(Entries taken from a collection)
■ ■ ■ ■

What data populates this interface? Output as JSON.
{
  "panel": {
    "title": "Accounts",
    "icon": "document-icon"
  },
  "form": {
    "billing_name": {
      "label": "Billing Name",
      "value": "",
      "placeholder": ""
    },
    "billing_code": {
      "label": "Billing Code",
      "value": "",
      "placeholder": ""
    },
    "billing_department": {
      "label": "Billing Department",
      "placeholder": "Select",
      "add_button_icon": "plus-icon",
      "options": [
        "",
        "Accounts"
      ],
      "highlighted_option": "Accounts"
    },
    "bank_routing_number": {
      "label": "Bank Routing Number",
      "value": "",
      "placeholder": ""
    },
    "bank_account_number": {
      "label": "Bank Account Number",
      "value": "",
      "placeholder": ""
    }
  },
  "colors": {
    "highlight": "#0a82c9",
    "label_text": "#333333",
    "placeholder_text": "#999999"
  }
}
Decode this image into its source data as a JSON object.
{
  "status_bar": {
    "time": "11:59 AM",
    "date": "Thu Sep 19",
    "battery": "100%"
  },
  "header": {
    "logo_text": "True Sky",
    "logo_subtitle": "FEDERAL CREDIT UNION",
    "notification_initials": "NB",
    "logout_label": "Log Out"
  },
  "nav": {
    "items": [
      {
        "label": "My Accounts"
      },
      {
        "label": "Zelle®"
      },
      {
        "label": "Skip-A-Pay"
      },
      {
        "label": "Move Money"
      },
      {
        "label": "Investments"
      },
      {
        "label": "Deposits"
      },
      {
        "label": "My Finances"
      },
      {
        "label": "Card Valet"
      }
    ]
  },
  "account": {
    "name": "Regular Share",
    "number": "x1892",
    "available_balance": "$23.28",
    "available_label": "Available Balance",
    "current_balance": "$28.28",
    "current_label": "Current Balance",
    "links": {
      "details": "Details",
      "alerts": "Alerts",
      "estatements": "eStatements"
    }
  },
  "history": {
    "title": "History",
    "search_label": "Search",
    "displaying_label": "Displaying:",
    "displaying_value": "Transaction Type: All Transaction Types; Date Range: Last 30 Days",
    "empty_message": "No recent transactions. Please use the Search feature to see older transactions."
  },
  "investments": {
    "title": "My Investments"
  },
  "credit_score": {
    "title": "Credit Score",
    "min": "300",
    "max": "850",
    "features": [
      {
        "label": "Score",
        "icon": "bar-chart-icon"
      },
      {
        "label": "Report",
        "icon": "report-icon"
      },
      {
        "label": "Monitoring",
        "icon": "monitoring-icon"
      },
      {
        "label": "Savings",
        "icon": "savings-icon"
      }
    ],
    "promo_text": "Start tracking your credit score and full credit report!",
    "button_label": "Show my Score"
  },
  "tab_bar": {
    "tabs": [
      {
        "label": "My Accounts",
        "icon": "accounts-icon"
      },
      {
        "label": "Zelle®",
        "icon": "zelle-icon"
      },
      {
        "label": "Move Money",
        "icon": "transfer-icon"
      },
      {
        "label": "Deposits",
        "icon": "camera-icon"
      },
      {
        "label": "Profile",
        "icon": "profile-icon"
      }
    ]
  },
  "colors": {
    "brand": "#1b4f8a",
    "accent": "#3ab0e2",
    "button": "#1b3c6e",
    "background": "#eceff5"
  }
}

■ ■ ■ ■

- **WHAT THE TASK ASKS**:
Return the listing above in full, character for character.

- **TASK RESPONSE**:
What data populates this interface? Output as JSON.
{
  "panel": {
    "title": "Accounts",
    "icon": "document-icon"
  },
  "form": {
    "billing_name": {
      "label": "Billing Name",
      "value": "",
      "placeholder": ""
    },
    "billing_code": {
      "label": "Billing Code",
      "value": "",
      "placeholder": ""
    },
    "billing_department": {
      "label": "Billing Department",
      "placeholder": "Select",
      "add_button_icon": "plus-icon",
      "options": [
        "",
        "Accounts"
      ],
      "highlighted_option": "Accounts"
    },
    "bank_routing_number": {
      "label": "Bank Routing Number",
      "value": "",
      "placeholder": ""
    },
    "bank_account_number": {
      "label": "Bank Account Number",
      "value": "",
      "placeholder": ""
    }
  },
  "colors": {
    "highlight": "#0a82c9",
    "label_text": "#333333",
    "placeholder_text": "#999999"
  }
}
Decode this image into its source data as a JSON object.
{
  "status_bar": {
    "time": "11:59 AM",
    "date": "Thu Sep 19",
    "battery": "100%"
  },
  "header": {
    "logo_text": "True Sky",
    "logo_subtitle": "FEDERAL CREDIT UNION",
    "notification_initials": "NB",
    "logout_label": "Log Out"
  },
  "nav": {
    "items": [
      {
        "label": "My Accounts"
      },
      {
        "label": "Zelle®"
      },
      {
        "label": "Skip-A-Pay"
      },
      {
        "label": "Move Money"
      },
      {
        "label": "Investments"
      },
      {
        "label": "Deposits"
      },
      {
        "label": "My Finances"
      },
      {
        "label": "Card Valet"
      }
    ]
  },
  "account": {
    "name": "Regular Share",
    "number": "x1892",
    "available_balance": "$23.28",
    "available_label": "Available Balance",
    "current_balance": "$28.28",
    "current_label": "Current Balance",
    "links": {
      "details": "Details",
      "alerts": "Alerts",
      "estatements": "eStatements"
    }
  },
  "history": {
    "title": "History",
    "search_label": "Search",
    "displaying_label": "Displaying:",
    "displaying_value": "Transaction Type: All Transaction Types; Date Range: Last 30 Days",
    "empty_message": "No recent transactions. Please use the Search feature to see older transactions."
  },
  "investments": {
    "title": "My Investments"
  },
  "credit_score": {
    "title": "Credit Score",
    "min": "300",
    "max": "850",
    "features": [
      {
        "label": "Score",
        "icon": "bar-chart-icon"
      },
      {
        "label": "Report",
        "icon": "report-icon"
      },
      {
        "label": "Monitoring",
        "icon": "monitoring-icon"
      },
      {
        "label": "Savings",
        "icon": "savings-icon"
      }
    ],
    "promo_text": "Start tracking your credit score and full credit report!",
    "button_label": "Show my Score"
  },
  "tab_bar": {
    "tabs": [
      {
        "label": "My Accounts",
        "icon": "accounts-icon"
      },
      {
        "label": "Zelle®",
        "icon": "zelle-icon"
      },
      {
        "label": "Move Money",
        "icon": "transfer-icon"
      },
      {
        "label": "Deposits",
        "icon": "camera-icon"
      },
      {
        "label": "Profile",
        "icon": "profile-icon"
      }
    ]
  },
  "colors": {
    "brand": "#1b4f8a",
    "accent": "#3ab0e2",
    "button": "#1b3c6e",
    "background": "#eceff5"
  }
}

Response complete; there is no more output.